#### STATED PROBLEM:
Output the records. Match them exactly.

(Part of a data file)
--------

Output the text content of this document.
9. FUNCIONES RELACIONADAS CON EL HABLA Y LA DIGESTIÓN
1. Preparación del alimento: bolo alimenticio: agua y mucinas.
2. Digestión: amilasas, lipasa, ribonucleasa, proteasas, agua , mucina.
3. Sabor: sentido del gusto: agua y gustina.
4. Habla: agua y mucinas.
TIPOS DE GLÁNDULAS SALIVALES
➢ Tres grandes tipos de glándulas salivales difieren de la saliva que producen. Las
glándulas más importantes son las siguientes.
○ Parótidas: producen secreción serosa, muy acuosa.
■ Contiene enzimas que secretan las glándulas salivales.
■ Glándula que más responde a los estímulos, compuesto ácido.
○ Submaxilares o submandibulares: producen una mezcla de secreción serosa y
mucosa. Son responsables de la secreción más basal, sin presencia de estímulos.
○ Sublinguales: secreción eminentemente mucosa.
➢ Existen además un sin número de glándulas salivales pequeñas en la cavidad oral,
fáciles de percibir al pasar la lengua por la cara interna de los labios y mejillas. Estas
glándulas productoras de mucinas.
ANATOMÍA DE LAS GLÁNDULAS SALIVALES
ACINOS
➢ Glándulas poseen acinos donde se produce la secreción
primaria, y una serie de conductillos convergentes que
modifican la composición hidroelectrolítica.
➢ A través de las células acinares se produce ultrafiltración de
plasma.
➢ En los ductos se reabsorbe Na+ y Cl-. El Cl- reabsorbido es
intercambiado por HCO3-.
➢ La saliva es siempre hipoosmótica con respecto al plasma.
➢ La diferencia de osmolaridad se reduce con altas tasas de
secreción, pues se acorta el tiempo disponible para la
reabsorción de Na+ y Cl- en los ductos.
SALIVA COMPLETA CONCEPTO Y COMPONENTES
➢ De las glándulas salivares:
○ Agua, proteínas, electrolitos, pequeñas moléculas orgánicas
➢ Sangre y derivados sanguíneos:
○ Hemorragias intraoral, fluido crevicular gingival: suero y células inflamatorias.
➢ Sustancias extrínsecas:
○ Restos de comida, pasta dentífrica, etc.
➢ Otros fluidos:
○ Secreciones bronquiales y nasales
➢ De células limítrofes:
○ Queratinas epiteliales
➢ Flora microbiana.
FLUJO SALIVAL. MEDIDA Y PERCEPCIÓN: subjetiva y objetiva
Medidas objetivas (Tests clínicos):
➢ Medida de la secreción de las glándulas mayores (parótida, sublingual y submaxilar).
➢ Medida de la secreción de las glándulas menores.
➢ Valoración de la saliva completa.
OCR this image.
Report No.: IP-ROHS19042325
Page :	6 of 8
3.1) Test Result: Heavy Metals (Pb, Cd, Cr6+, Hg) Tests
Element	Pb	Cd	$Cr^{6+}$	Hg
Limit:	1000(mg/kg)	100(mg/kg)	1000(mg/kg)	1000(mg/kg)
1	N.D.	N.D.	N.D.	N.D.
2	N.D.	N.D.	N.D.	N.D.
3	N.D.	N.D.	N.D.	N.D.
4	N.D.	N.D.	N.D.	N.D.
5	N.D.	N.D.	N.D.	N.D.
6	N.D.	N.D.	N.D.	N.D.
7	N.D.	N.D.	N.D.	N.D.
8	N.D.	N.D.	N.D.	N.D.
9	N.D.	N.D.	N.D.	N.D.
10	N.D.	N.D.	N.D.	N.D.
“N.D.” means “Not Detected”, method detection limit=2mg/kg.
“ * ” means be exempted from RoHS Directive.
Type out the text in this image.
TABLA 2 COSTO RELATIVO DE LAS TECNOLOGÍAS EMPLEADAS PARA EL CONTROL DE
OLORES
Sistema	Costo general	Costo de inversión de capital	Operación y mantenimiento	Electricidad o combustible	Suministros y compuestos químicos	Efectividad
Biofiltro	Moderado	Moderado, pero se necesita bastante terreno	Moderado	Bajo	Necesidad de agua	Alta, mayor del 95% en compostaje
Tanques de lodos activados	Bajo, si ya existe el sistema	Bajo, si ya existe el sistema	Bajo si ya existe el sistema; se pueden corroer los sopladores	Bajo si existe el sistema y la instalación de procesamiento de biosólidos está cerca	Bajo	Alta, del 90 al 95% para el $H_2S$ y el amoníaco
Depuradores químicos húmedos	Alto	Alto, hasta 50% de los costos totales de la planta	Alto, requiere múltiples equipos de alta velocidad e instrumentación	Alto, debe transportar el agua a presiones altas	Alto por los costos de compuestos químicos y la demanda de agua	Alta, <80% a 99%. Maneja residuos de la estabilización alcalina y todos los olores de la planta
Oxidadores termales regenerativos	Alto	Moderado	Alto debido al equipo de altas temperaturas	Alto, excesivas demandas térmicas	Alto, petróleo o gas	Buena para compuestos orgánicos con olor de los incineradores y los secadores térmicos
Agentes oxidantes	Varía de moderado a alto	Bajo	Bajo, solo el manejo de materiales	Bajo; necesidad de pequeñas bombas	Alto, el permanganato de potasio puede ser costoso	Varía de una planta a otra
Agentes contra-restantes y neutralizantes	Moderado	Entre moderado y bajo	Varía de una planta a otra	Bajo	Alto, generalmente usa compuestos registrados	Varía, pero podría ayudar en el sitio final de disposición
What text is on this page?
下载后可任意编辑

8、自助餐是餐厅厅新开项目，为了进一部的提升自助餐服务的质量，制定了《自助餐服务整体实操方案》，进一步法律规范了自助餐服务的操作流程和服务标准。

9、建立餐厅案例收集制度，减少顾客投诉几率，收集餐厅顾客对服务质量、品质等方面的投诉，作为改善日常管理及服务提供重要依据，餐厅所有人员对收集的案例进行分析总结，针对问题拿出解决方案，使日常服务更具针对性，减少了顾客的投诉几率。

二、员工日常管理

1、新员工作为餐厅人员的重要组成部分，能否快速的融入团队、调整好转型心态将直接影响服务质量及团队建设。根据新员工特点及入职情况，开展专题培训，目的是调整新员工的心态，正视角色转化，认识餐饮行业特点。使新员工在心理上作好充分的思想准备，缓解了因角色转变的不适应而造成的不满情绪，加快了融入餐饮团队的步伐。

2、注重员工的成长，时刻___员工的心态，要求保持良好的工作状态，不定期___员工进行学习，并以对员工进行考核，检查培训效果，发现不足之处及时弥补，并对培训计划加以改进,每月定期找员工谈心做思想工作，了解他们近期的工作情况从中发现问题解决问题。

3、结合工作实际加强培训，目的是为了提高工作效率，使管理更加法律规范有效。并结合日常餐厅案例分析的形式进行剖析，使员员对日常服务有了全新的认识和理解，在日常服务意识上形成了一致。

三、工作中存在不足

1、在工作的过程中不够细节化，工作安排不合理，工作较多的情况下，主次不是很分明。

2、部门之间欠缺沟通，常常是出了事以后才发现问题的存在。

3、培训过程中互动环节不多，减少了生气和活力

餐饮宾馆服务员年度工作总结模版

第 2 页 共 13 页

--------

#### SOLVED PROBLEM:
Output the text content of this document.
9. FUNCIONES RELACIONADAS CON EL HABLA Y LA DIGESTIÓN
1. Preparación del alimento: bolo alimenticio: agua y mucinas.
2. Digestión: amilasas, lipasa, ribonucleasa, proteasas, agua , mucina.
3. Sabor: sentido del gusto: agua y gustina.
4. Habla: agua y mucinas.
TIPOS DE GLÁNDULAS SALIVALES
➢ Tres grandes tipos de glándulas salivales difieren de la saliva que producen. Las
glándulas más importantes son las siguientes.
○ Parótidas: producen secreción serosa, muy acuosa.
■ Contiene enzimas que secretan las glándulas salivales.
■ Glándula que más responde a los estímulos, compuesto ácido.
○ Submaxilares o submandibulares: producen una mezcla de secreción serosa y
mucosa. Son responsables de la secreción más basal, sin presencia de estímulos.
○ Sublinguales: secreción eminentemente mucosa.
➢ Existen además un sin número de glándulas salivales pequeñas en la cavidad oral,
fáciles de percibir al pasar la lengua por la cara interna de los labios y mejillas. Estas
glándulas productoras de mucinas.
ANATOMÍA DE LAS GLÁNDULAS SALIVALES
ACINOS
➢ Glándulas poseen acinos donde se produce la secreción
primaria, y una serie de conductillos convergentes que
modifican la composición hidroelectrolítica.
➢ A través de las células acinares se produce ultrafiltración de
plasma.
➢ En los ductos se reabsorbe Na+ y Cl-. El Cl- reabsorbido es
intercambiado por HCO3-.
➢ La saliva es siempre hipoosmótica con respecto al plasma.
➢ La diferencia de osmolaridad se reduce con altas tasas de
secreción, pues se acorta el tiempo disponible para la
reabsorción de Na+ y Cl- en los ductos.
SALIVA COMPLETA CONCEPTO Y COMPONENTES
➢ De las glándulas salivares:
○ Agua, proteínas, electrolitos, pequeñas moléculas orgánicas
➢ Sangre y derivados sanguíneos:
○ Hemorragias intraoral, fluido crevicular gingival: suero y células inflamatorias.
➢ Sustancias extrínsecas:
○ Restos de comida, pasta dentífrica, etc.
➢ Otros fluidos:
○ Secreciones bronquiales y nasales
➢ De células limítrofes:
○ Queratinas epiteliales
➢ Flora microbiana.
FLUJO SALIVAL. MEDIDA Y PERCEPCIÓN: subjetiva y objetiva
Medidas objetivas (Tests clínicos):
➢ Medida de la secreción de las glándulas mayores (parótida, sublingual y submaxilar).
➢ Medida de la secreción de las glándulas menores.
➢ Valoración de la saliva completa.
OCR this image.
Report No.: IP-ROHS19042325
Page :	6 of 8
3.1) Test Result: Heavy Metals (Pb, Cd, Cr6+, Hg) Tests
Element	Pb	Cd	$Cr^{6+}$	Hg
Limit:	1000(mg/kg)	100(mg/kg)	1000(mg/kg)	1000(mg/kg)
1	N.D.	N.D.	N.D.	N.D.
2	N.D.	N.D.	N.D.	N.D.
3	N.D.	N.D.	N.D.	N.D.
4	N.D.	N.D.	N.D.	N.D.
5	N.D.	N.D.	N.D.	N.D.
6	N.D.	N.D.	N.D.	N.D.
7	N.D.	N.D.	N.D.	N.D.
8	N.D.	N.D.	N.D.	N.D.
9	N.D.	N.D.	N.D.	N.D.
10	N.D.	N.D.	N.D.	N.D.
“N.D.” means “Not Detected”, method detection limit=2mg/kg.
“ * ” means be exempted from RoHS Directive.
Type out the text in this image.
TABLA 2 COSTO RELATIVO DE LAS TECNOLOGÍAS EMPLEADAS PARA EL CONTROL DE
OLORES
Sistema	Costo general	Costo de inversión de capital	Operación y mantenimiento	Electricidad o combustible	Suministros y compuestos químicos	Efectividad
Biofiltro	Moderado	Moderado, pero se necesita bastante terreno	Moderado	Bajo	Necesidad de agua	Alta, mayor del 95% en compostaje
Tanques de lodos activados	Bajo, si ya existe el sistema	Bajo, si ya existe el sistema	Bajo si ya existe el sistema; se pueden corroer los sopladores	Bajo si existe el sistema y la instalación de procesamiento de biosólidos está cerca	Bajo	Alta, del 90 al 95% para el $H_2S$ y el amoníaco
Depuradores químicos húmedos	Alto	Alto, hasta 50% de los costos totales de la planta	Alto, requiere múltiples equipos de alta velocidad e instrumentación	Alto, debe transportar el agua a presiones altas	Alto por los costos de compuestos químicos y la demanda de agua	Alta, <80% a 99%. Maneja residuos de la estabilización alcalina y todos los olores de la planta
Oxidadores termales regenerativos	Alto	Moderado	Alto debido al equipo de altas temperaturas	Alto, excesivas demandas térmicas	Alto, petróleo o gas	Buena para compuestos orgánicos con olor de los incineradores y los secadores térmicos
Agentes oxidantes	Varía de moderado a alto	Bajo	Bajo, solo el manejo de materiales	Bajo; necesidad de pequeñas bombas	Alto, el permanganato de potasio puede ser costoso	Varía de una planta a otra
Agentes contra-restantes y neutralizantes	Moderado	Entre moderado y bajo	Varía de una planta a otra	Bajo	Alto, generalmente usa compuestos registrados	Varía, pero podría ayudar en el sitio final de disposición
What text is on this page?
下载后可任意编辑

8、自助餐是餐厅厅新开项目，为了进一部的提升自助餐服务的质量，制定了《自助餐服务整体实操方案》，进一步法律规范了自助餐服务的操作流程和服务标准。

9、建立餐厅案例收集制度，减少顾客投诉几率，收集餐厅顾客对服务质量、品质等方面的投诉，作为改善日常管理及服务提供重要依据，餐厅所有人员对收集的案例进行分析总结，针对问题拿出解决方案，使日常服务更具针对性，减少了顾客的投诉几率。

二、员工日常管理

1、新员工作为餐厅人员的重要组成部分，能否快速的融入团队、调整好转型心态将直接影响服务质量及团队建设。根据新员工特点及入职情况，开展专题培训，目的是调整新员工的心态，正视角色转化，认识餐饮行业特点。使新员工在心理上作好充分的思想准备，缓解了因角色转变的不适应而造成的不满情绪，加快了融入餐饮团队的步伐。

2、注重员工的成长，时刻___员工的心态，要求保持良好的工作状态，不定期___员工进行学习，并以对员工进行考核，检查培训效果，发现不足之处及时弥补，并对培训计划加以改进,每月定期找员工谈心做思想工作，了解他们近期的工作情况从中发现问题解决问题。

3、结合工作实际加强培训，目的是为了提高工作效率，使管理更加法律规范有效。并结合日常餐厅案例分析的形式进行剖析，使员员对日常服务有了全新的认识和理解，在日常服务意识上形成了一致。

三、工作中存在不足

1、在工作的过程中不够细节化，工作安排不合理，工作较多的情况下，主次不是很分明。

2、部门之间欠缺沟通，常常是出了事以后才发现问题的存在。

3、培训过程中互动环节不多，减少了生气和活力

餐饮宾馆服务员年度工作总结模版

第 2 页 共 13 页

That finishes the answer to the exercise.